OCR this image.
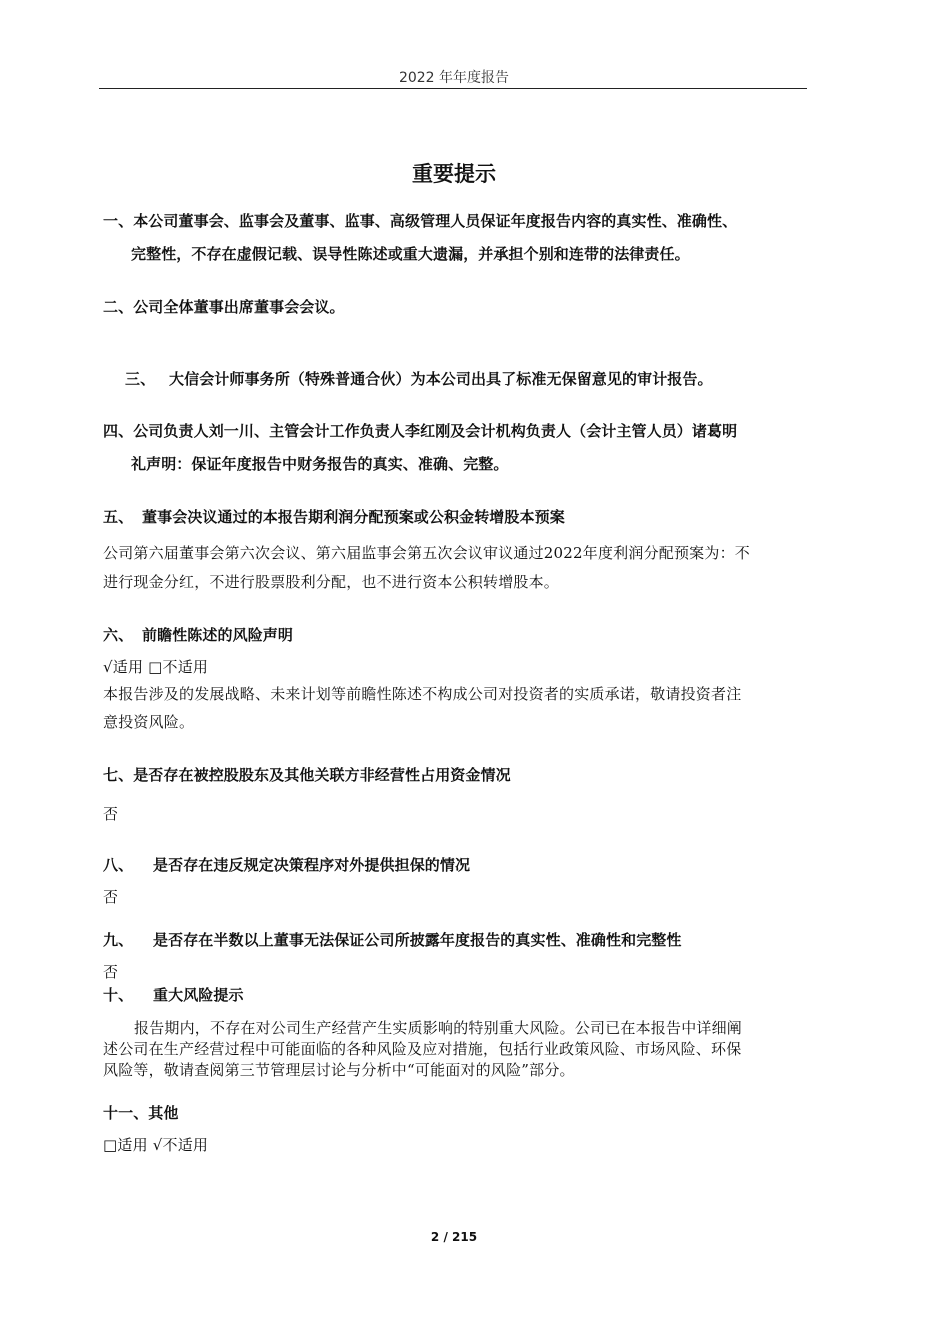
2022 年年度报告
重要提示
一、本公司董事会、监事会及董事、监事、高级管理人员保证年度报告内容的真实性、准确性、
完整性，不存在虚假记载、误导性陈述或重大遗漏，并承担个别和连带的法律责任。
二、公司全体董事出席董事会会议。
三、 大信会计师事务所（特殊普通合伙）为本公司出具了标准无保留意见的审计报告。
四、公司负责人刘一川、主管会计工作负责人李红刚及会计机构负责人（会计主管人员）诸葛明
礼声明：保证年度报告中财务报告的真实、准确、完整。
五、 董事会决议通过的本报告期利润分配预案或公积金转增股本预案
公司第六届董事会第六次会议、第六届监事会第五次会议审议通过2022年度利润分配预案为：不
进行现金分红，不进行股票股利分配，也不进行资本公积转增股本。
六、 前瞻性陈述的风险声明
√适用 □不适用
本报告涉及的发展战略、未来计划等前瞻性陈述不构成公司对投资者的实质承诺，敬请投资者注
意投资风险。
七、是否存在被控股股东及其他关联方非经营性占用资金情况
否
八、 是否存在违反规定决策程序对外提供担保的情况
否
九、 是否存在半数以上董事无法保证公司所披露年度报告的真实性、准确性和完整性
否
十、 重大风险提示
报告期内，不存在对公司生产经营产生实质影响的特别重大风险。公司已在本报告中详细阐
述公司在生产经营过程中可能面临的各种风险及应对措施，包括行业政策风险、市场风险、环保
风险等，敬请查阅第三节管理层讨论与分析中“可能面对的风险”部分。
十一、其他
□适用 √不适用
2 / 215
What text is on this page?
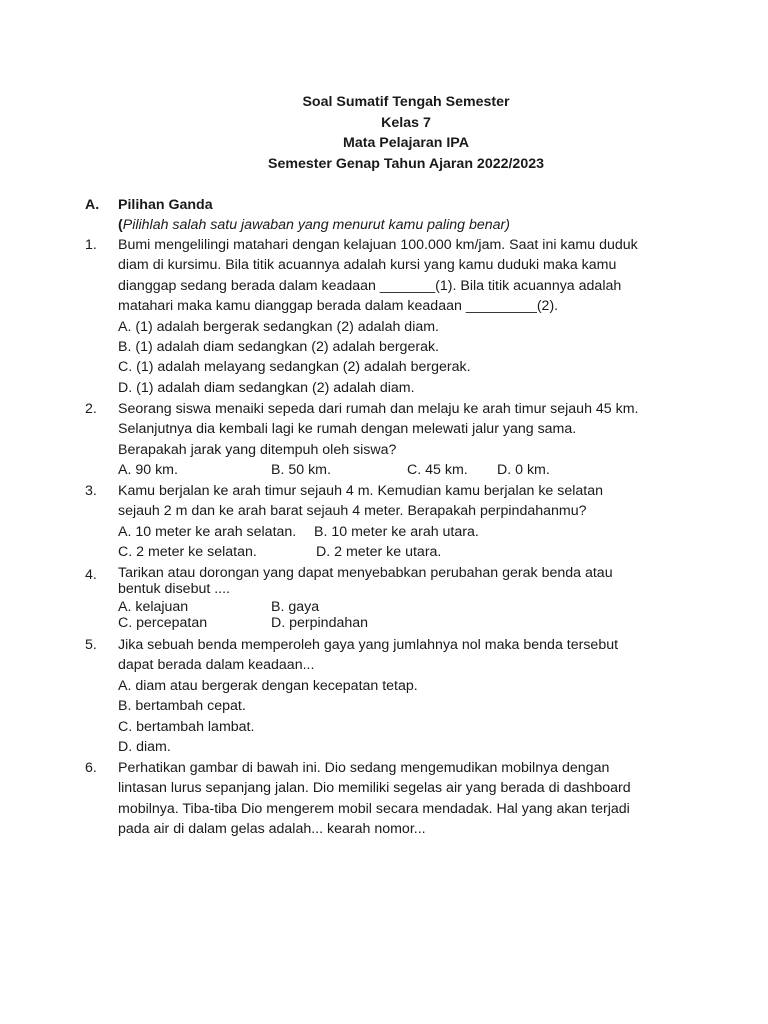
Soal Sumatif Tengah Semester
Kelas 7
Mata Pelajaran IPA
Semester Genap Tahun Ajaran 2022/2023
A. Pilihan Ganda
(Pilihlah salah satu jawaban yang menurut kamu paling benar)
1. Bumi mengelilingi matahari dengan kelajuan 100.000 km/jam. Saat ini kamu duduk
diam di kursimu. Bila titik acuannya adalah kursi yang kamu duduki maka kamu
dianggap sedang berada dalam keadaan _______(1). Bila titik acuannya adalah
matahari maka kamu dianggap berada dalam keadaan _________(2).
A. (1) adalah bergerak sedangkan (2) adalah diam.
B. (1) adalah diam sedangkan (2) adalah bergerak.
C. (1) adalah melayang sedangkan (2) adalah bergerak.
D. (1) adalah diam sedangkan (2) adalah diam.
2. Seorang siswa menaiki sepeda dari rumah dan melaju ke arah timur sejauh 45 km.
Selanjutnya dia kembali lagi ke rumah dengan melewati jalur yang sama.
Berapakah jarak yang ditempuh oleh siswa?
A. 90 km.	B. 50 km.	C. 45 km. D. 0 km.
3. Kamu berjalan ke arah timur sejauh 4 m. Kemudian kamu berjalan ke selatan
sejauh 2 m dan ke arah barat sejauh 4 meter. Berapakah perpindahanmu?
A. 10 meter ke arah selatan. B. 10 meter ke arah utara.
C. 2 meter ke selatan.	D. 2 meter ke utara.
4. Tarikan atau dorongan yang dapat menyebabkan perubahan gerak benda atau
bentuk disebut ....
A. kelajuan	B. gaya
C. percepatan	D. perpindahan
5. Jika sebuah benda memperoleh gaya yang jumlahnya nol maka benda tersebut
dapat berada dalam keadaan...
A. diam atau bergerak dengan kecepatan tetap.
B. bertambah cepat.
C. bertambah lambat.
D. diam.
6. Perhatikan gambar di bawah ini. Dio sedang mengemudikan mobilnya dengan
lintasan lurus sepanjang jalan. Dio memiliki segelas air yang berada di dashboard
mobilnya. Tiba-tiba Dio mengerem mobil secara mendadak. Hal yang akan terjadi
pada air di dalam gelas adalah... kearah nomor...
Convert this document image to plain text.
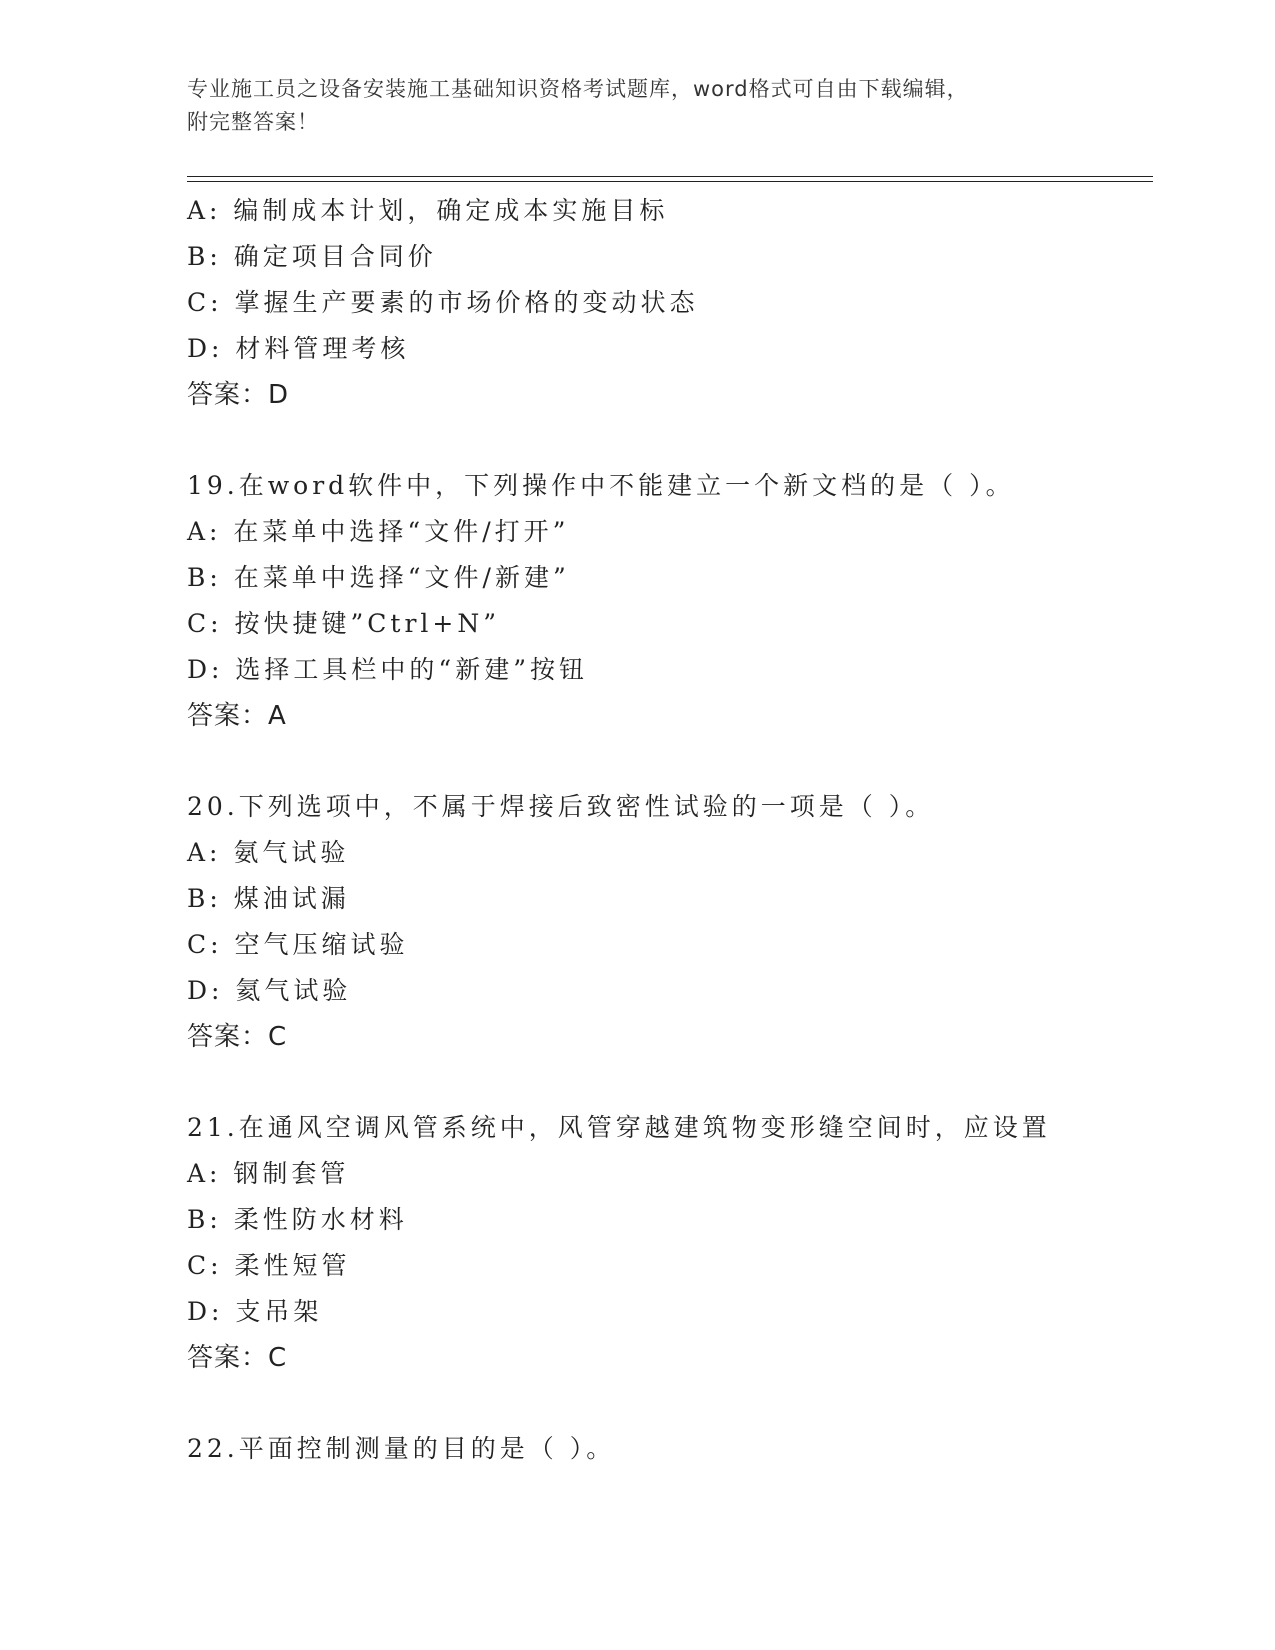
专业施工员之设备安装施工基础知识资格考试题库，word格式可自由下载编辑，
附完整答案！
A: 编制成本计划，确定成本实施目标
B: 确定项目合同价
C: 掌握生产要素的市场价格的变动状态
D: 材料管理考核
答案：D
19.在word软件中，下列操作中不能建立一个新文档的是（ ）。
A: 在菜单中选择“文件/打开”
B: 在菜单中选择“文件/新建”
C: 按快捷键”Ctrl+N”
D: 选择工具栏中的“新建”按钮
答案：A
20.下列选项中，不属于焊接后致密性试验的一项是（ ）。
A: 氨气试验
B: 煤油试漏
C: 空气压缩试验
D: 氦气试验
答案：C
21.在通风空调风管系统中，风管穿越建筑物变形缝空间时，应设置
A: 钢制套管
B: 柔性防水材料
C: 柔性短管
D: 支吊架
答案：C
22.平面控制测量的目的是（ ）。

## Set problem
Leave out the pictures and copy everything else in the records word for word.

## Result for this task
OCR this image.
2022 年年度报告
重要提示
一、本公司董事会、监事会及董事、监事、高级管理人员保证年度报告内容的真实性、准确性、
完整性，不存在虚假记载、误导性陈述或重大遗漏，并承担个别和连带的法律责任。
二、公司全体董事出席董事会会议。
三、 大信会计师事务所（特殊普通合伙）为本公司出具了标准无保留意见的审计报告。
四、公司负责人刘一川、主管会计工作负责人李红刚及会计机构负责人（会计主管人员）诸葛明
礼声明：保证年度报告中财务报告的真实、准确、完整。
五、 董事会决议通过的本报告期利润分配预案或公积金转增股本预案
公司第六届董事会第六次会议、第六届监事会第五次会议审议通过2022年度利润分配预案为：不
进行现金分红，不进行股票股利分配，也不进行资本公积转增股本。
六、 前瞻性陈述的风险声明
√适用 □不适用
本报告涉及的发展战略、未来计划等前瞻性陈述不构成公司对投资者的实质承诺，敬请投资者注
意投资风险。
七、是否存在被控股股东及其他关联方非经营性占用资金情况
否
八、 是否存在违反规定决策程序对外提供担保的情况
否
九、 是否存在半数以上董事无法保证公司所披露年度报告的真实性、准确性和完整性
否
十、 重大风险提示
报告期内，不存在对公司生产经营产生实质影响的特别重大风险。公司已在本报告中详细阐
述公司在生产经营过程中可能面临的各种风险及应对措施，包括行业政策风险、市场风险、环保
风险等，敬请查阅第三节管理层讨论与分析中“可能面对的风险”部分。
十一、其他
□适用 √不适用
2 / 215
What text is on this page?
Soal Sumatif Tengah Semester
Kelas 7
Mata Pelajaran IPA
Semester Genap Tahun Ajaran 2022/2023
A. Pilihan Ganda
(Pilihlah salah satu jawaban yang menurut kamu paling benar)
1. Bumi mengelilingi matahari dengan kelajuan 100.000 km/jam. Saat ini kamu duduk
diam di kursimu. Bila titik acuannya adalah kursi yang kamu duduki maka kamu
dianggap sedang berada dalam keadaan _______(1). Bila titik acuannya adalah
matahari maka kamu dianggap berada dalam keadaan _________(2).
A. (1) adalah bergerak sedangkan (2) adalah diam.
B. (1) adalah diam sedangkan (2) adalah bergerak.
C. (1) adalah melayang sedangkan (2) adalah bergerak.
D. (1) adalah diam sedangkan (2) adalah diam.
2. Seorang siswa menaiki sepeda dari rumah dan melaju ke arah timur sejauh 45 km.
Selanjutnya dia kembali lagi ke rumah dengan melewati jalur yang sama.
Berapakah jarak yang ditempuh oleh siswa?
A. 90 km.	B. 50 km.	C. 45 km. D. 0 km.
3. Kamu berjalan ke arah timur sejauh 4 m. Kemudian kamu berjalan ke selatan
sejauh 2 m dan ke arah barat sejauh 4 meter. Berapakah perpindahanmu?
A. 10 meter ke arah selatan. B. 10 meter ke arah utara.
C. 2 meter ke selatan.	D. 2 meter ke utara.
4. Tarikan atau dorongan yang dapat menyebabkan perubahan gerak benda atau
bentuk disebut ....
A. kelajuan	B. gaya
C. percepatan	D. perpindahan
5. Jika sebuah benda memperoleh gaya yang jumlahnya nol maka benda tersebut
dapat berada dalam keadaan...
A. diam atau bergerak dengan kecepatan tetap.
B. bertambah cepat.
C. bertambah lambat.
D. diam.
6. Perhatikan gambar di bawah ini. Dio sedang mengemudikan mobilnya dengan
lintasan lurus sepanjang jalan. Dio memiliki segelas air yang berada di dashboard
mobilnya. Tiba-tiba Dio mengerem mobil secara mendadak. Hal yang akan terjadi
pada air di dalam gelas adalah... kearah nomor...
Convert this document image to plain text.
专业施工员之设备安装施工基础知识资格考试题库，word格式可自由下载编辑，
附完整答案！
A: 编制成本计划，确定成本实施目标
B: 确定项目合同价
C: 掌握生产要素的市场价格的变动状态
D: 材料管理考核
答案：D
19.在word软件中，下列操作中不能建立一个新文档的是（ ）。
A: 在菜单中选择“文件/打开”
B: 在菜单中选择“文件/新建”
C: 按快捷键”Ctrl+N”
D: 选择工具栏中的“新建”按钮
答案：A
20.下列选项中，不属于焊接后致密性试验的一项是（ ）。
A: 氨气试验
B: 煤油试漏
C: 空气压缩试验
D: 氦气试验
答案：C
21.在通风空调风管系统中，风管穿越建筑物变形缝空间时，应设置
A: 钢制套管
B: 柔性防水材料
C: 柔性短管
D: 支吊架
答案：C
22.平面控制测量的目的是（ ）。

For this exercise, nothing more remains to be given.